## What you will do
Repeat, line for line, the entries printed below.
>> start Record extracts
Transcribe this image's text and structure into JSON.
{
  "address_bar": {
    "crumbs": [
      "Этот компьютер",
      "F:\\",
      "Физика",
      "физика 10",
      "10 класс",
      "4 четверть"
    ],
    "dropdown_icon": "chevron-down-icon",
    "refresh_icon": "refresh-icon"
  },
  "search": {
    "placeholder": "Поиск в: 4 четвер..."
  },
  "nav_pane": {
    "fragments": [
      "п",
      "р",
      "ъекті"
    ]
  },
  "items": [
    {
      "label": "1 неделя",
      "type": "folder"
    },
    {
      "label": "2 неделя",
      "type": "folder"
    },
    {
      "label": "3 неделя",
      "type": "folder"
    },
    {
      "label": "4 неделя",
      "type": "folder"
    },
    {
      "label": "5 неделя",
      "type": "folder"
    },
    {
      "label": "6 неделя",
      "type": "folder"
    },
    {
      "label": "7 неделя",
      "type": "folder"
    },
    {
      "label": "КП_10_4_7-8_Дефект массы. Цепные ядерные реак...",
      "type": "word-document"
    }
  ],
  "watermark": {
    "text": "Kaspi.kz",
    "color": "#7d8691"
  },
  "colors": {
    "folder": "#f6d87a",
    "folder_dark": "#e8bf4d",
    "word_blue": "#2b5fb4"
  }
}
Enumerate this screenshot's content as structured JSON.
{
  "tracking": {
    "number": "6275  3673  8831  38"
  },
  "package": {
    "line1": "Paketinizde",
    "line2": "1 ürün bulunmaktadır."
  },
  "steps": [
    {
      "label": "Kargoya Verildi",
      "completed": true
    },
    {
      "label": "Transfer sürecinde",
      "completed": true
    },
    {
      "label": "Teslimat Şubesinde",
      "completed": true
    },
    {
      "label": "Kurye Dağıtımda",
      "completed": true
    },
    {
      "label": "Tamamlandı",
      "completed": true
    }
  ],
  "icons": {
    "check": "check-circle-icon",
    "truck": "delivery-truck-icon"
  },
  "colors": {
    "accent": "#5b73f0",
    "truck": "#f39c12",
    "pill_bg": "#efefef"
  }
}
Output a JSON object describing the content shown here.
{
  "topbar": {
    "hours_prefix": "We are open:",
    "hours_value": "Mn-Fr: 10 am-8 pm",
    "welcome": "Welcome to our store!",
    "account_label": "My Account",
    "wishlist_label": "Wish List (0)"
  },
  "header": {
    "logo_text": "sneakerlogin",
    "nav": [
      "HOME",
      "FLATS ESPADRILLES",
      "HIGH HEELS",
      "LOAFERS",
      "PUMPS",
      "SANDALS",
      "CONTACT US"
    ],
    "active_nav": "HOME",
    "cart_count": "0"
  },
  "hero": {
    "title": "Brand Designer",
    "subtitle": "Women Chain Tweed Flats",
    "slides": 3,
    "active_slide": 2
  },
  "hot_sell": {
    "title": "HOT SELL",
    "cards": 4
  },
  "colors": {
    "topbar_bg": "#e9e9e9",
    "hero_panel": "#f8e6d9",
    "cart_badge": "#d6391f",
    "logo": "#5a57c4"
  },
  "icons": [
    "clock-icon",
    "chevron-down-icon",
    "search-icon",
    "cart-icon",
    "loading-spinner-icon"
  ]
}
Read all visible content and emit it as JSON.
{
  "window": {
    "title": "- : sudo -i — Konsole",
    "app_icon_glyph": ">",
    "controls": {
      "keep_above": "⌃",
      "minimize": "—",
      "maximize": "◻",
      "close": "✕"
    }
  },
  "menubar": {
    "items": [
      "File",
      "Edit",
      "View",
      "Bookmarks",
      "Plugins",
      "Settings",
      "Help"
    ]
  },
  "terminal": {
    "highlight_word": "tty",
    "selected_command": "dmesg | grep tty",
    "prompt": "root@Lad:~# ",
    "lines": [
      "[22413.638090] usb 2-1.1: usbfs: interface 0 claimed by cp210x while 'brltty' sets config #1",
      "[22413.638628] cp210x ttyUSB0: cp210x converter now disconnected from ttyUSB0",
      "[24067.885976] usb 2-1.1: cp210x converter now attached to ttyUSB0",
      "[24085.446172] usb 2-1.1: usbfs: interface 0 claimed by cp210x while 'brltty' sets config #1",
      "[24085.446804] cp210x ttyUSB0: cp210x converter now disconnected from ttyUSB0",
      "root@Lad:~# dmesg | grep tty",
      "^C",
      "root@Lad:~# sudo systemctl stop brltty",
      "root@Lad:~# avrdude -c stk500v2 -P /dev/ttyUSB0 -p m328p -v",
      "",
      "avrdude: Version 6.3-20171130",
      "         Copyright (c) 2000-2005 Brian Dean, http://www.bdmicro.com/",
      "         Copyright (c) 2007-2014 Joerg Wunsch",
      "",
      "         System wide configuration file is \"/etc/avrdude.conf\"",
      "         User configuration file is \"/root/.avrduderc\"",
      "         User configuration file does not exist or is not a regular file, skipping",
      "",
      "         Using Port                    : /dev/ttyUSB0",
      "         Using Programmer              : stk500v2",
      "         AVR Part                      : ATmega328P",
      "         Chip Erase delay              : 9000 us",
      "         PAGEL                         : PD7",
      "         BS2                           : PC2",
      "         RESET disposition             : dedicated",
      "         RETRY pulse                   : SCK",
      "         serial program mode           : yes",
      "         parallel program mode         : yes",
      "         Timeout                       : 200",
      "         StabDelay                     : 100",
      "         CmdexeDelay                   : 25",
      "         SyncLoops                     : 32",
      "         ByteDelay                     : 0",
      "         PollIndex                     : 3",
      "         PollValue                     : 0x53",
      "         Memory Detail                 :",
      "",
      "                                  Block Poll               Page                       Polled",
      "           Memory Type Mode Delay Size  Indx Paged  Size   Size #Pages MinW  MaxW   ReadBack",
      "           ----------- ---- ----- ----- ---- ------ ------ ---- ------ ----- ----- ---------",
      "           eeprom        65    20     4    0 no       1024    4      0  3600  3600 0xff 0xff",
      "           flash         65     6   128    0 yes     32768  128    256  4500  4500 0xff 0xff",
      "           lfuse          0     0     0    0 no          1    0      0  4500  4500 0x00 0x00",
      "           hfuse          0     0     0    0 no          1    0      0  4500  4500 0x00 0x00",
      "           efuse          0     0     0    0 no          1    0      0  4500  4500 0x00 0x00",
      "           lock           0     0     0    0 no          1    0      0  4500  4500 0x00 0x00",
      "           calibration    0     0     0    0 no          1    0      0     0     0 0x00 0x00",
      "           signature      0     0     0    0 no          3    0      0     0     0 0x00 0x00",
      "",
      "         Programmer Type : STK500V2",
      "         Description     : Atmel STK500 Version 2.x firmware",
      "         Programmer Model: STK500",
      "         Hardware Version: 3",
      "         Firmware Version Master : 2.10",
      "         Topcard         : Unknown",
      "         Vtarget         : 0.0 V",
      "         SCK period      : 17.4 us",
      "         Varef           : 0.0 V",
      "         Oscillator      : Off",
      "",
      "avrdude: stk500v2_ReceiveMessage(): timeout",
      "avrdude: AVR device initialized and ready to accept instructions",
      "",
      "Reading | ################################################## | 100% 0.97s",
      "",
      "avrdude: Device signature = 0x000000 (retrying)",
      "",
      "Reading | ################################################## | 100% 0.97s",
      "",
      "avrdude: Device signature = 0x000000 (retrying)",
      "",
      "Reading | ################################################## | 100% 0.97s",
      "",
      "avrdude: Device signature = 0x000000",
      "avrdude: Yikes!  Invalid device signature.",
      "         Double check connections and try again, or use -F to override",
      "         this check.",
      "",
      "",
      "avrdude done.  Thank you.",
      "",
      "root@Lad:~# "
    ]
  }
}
>> end Record extracts
## Response
Transcribe this image's text and structure into JSON.
{
  "address_bar": {
    "crumbs": [
      "Этот компьютер",
      "F:\\",
      "Физика",
      "физика 10",
      "10 класс",
      "4 четверть"
    ],
    "dropdown_icon": "chevron-down-icon",
    "refresh_icon": "refresh-icon"
  },
  "search": {
    "placeholder": "Поиск в: 4 четвер..."
  },
  "nav_pane": {
    "fragments": [
      "п",
      "р",
      "ъекті"
    ]
  },
  "items": [
    {
      "label": "1 неделя",
      "type": "folder"
    },
    {
      "label": "2 неделя",
      "type": "folder"
    },
    {
      "label": "3 неделя",
      "type": "folder"
    },
    {
      "label": "4 неделя",
      "type": "folder"
    },
    {
      "label": "5 неделя",
      "type": "folder"
    },
    {
      "label": "6 неделя",
      "type": "folder"
    },
    {
      "label": "7 неделя",
      "type": "folder"
    },
    {
      "label": "КП_10_4_7-8_Дефект массы. Цепные ядерные реак...",
      "type": "word-document"
    }
  ],
  "watermark": {
    "text": "Kaspi.kz",
    "color": "#7d8691"
  },
  "colors": {
    "folder": "#f6d87a",
    "folder_dark": "#e8bf4d",
    "word_blue": "#2b5fb4"
  }
}
Enumerate this screenshot's content as structured JSON.
{
  "tracking": {
    "number": "6275  3673  8831  38"
  },
  "package": {
    "line1": "Paketinizde",
    "line2": "1 ürün bulunmaktadır."
  },
  "steps": [
    {
      "label": "Kargoya Verildi",
      "completed": true
    },
    {
      "label": "Transfer sürecinde",
      "completed": true
    },
    {
      "label": "Teslimat Şubesinde",
      "completed": true
    },
    {
      "label": "Kurye Dağıtımda",
      "completed": true
    },
    {
      "label": "Tamamlandı",
      "completed": true
    }
  ],
  "icons": {
    "check": "check-circle-icon",
    "truck": "delivery-truck-icon"
  },
  "colors": {
    "accent": "#5b73f0",
    "truck": "#f39c12",
    "pill_bg": "#efefef"
  }
}
Output a JSON object describing the content shown here.
{
  "topbar": {
    "hours_prefix": "We are open:",
    "hours_value": "Mn-Fr: 10 am-8 pm",
    "welcome": "Welcome to our store!",
    "account_label": "My Account",
    "wishlist_label": "Wish List (0)"
  },
  "header": {
    "logo_text": "sneakerlogin",
    "nav": [
      "HOME",
      "FLATS ESPADRILLES",
      "HIGH HEELS",
      "LOAFERS",
      "PUMPS",
      "SANDALS",
      "CONTACT US"
    ],
    "active_nav": "HOME",
    "cart_count": "0"
  },
  "hero": {
    "title": "Brand Designer",
    "subtitle": "Women Chain Tweed Flats",
    "slides": 3,
    "active_slide": 2
  },
  "hot_sell": {
    "title": "HOT SELL",
    "cards": 4
  },
  "colors": {
    "topbar_bg": "#e9e9e9",
    "hero_panel": "#f8e6d9",
    "cart_badge": "#d6391f",
    "logo": "#5a57c4"
  },
  "icons": [
    "clock-icon",
    "chevron-down-icon",
    "search-icon",
    "cart-icon",
    "loading-spinner-icon"
  ]
}
Read all visible content and emit it as JSON.
{
  "window": {
    "title": "- : sudo -i — Konsole",
    "app_icon_glyph": ">",
    "controls": {
      "keep_above": "⌃",
      "minimize": "—",
      "maximize": "◻",
      "close": "✕"
    }
  },
  "menubar": {
    "items": [
      "File",
      "Edit",
      "View",
      "Bookmarks",
      "Plugins",
      "Settings",
      "Help"
    ]
  },
  "terminal": {
    "highlight_word": "tty",
    "selected_command": "dmesg | grep tty",
    "prompt": "root@Lad:~# ",
    "lines": [
      "[22413.638090] usb 2-1.1: usbfs: interface 0 claimed by cp210x while 'brltty' sets config #1",
      "[22413.638628] cp210x ttyUSB0: cp210x converter now disconnected from ttyUSB0",
      "[24067.885976] usb 2-1.1: cp210x converter now attached to ttyUSB0",
      "[24085.446172] usb 2-1.1: usbfs: interface 0 claimed by cp210x while 'brltty' sets config #1",
      "[24085.446804] cp210x ttyUSB0: cp210x converter now disconnected from ttyUSB0",
      "root@Lad:~# dmesg | grep tty",
      "^C",
      "root@Lad:~# sudo systemctl stop brltty",
      "root@Lad:~# avrdude -c stk500v2 -P /dev/ttyUSB0 -p m328p -v",
      "",
      "avrdude: Version 6.3-20171130",
      "         Copyright (c) 2000-2005 Brian Dean, http://www.bdmicro.com/",
      "         Copyright (c) 2007-2014 Joerg Wunsch",
      "",
      "         System wide configuration file is \"/etc/avrdude.conf\"",
      "         User configuration file is \"/root/.avrduderc\"",
      "         User configuration file does not exist or is not a regular file, skipping",
      "",
      "         Using Port                    : /dev/ttyUSB0",
      "         Using Programmer              : stk500v2",
      "         AVR Part                      : ATmega328P",
      "         Chip Erase delay              : 9000 us",
      "         PAGEL                         : PD7",
      "         BS2                           : PC2",
      "         RESET disposition             : dedicated",
      "         RETRY pulse                   : SCK",
      "         serial program mode           : yes",
      "         parallel program mode         : yes",
      "         Timeout                       : 200",
      "         StabDelay                     : 100",
      "         CmdexeDelay                   : 25",
      "         SyncLoops                     : 32",
      "         ByteDelay                     : 0",
      "         PollIndex                     : 3",
      "         PollValue                     : 0x53",
      "         Memory Detail                 :",
      "",
      "                                  Block Poll               Page                       Polled",
      "           Memory Type Mode Delay Size  Indx Paged  Size   Size #Pages MinW  MaxW   ReadBack",
      "           ----------- ---- ----- ----- ---- ------ ------ ---- ------ ----- ----- ---------",
      "           eeprom        65    20     4    0 no       1024    4      0  3600  3600 0xff 0xff",
      "           flash         65     6   128    0 yes     32768  128    256  4500  4500 0xff 0xff",
      "           lfuse          0     0     0    0 no          1    0      0  4500  4500 0x00 0x00",
      "           hfuse          0     0     0    0 no          1    0      0  4500  4500 0x00 0x00",
      "           efuse          0     0     0    0 no          1    0      0  4500  4500 0x00 0x00",
      "           lock           0     0     0    0 no          1    0      0  4500  4500 0x00 0x00",
      "           calibration    0     0     0    0 no          1    0      0     0     0 0x00 0x00",
      "           signature      0     0     0    0 no          3    0      0     0     0 0x00 0x00",
      "",
      "         Programmer Type : STK500V2",
      "         Description     : Atmel STK500 Version 2.x firmware",
      "         Programmer Model: STK500",
      "         Hardware Version: 3",
      "         Firmware Version Master : 2.10",
      "         Topcard         : Unknown",
      "         Vtarget         : 0.0 V",
      "         SCK period      : 17.4 us",
      "         Varef           : 0.0 V",
      "         Oscillator      : Off",
      "",
      "avrdude: stk500v2_ReceiveMessage(): timeout",
      "avrdude: AVR device initialized and ready to accept instructions",
      "",
      "Reading | ################################################## | 100% 0.97s",
      "",
      "avrdude: Device signature = 0x000000 (retrying)",
      "",
      "Reading | ################################################## | 100% 0.97s",
      "",
      "avrdude: Device signature = 0x000000 (retrying)",
      "",
      "Reading | ################################################## | 100% 0.97s",
      "",
      "avrdude: Device signature = 0x000000",
      "avrdude: Yikes!  Invalid device signature.",
      "         Double check connections and try again, or use -F to override",
      "         this check.",
      "",
      "",
      "avrdude done.  Thank you.",
      "",
      "root@Lad:~# "
    ]
  }
}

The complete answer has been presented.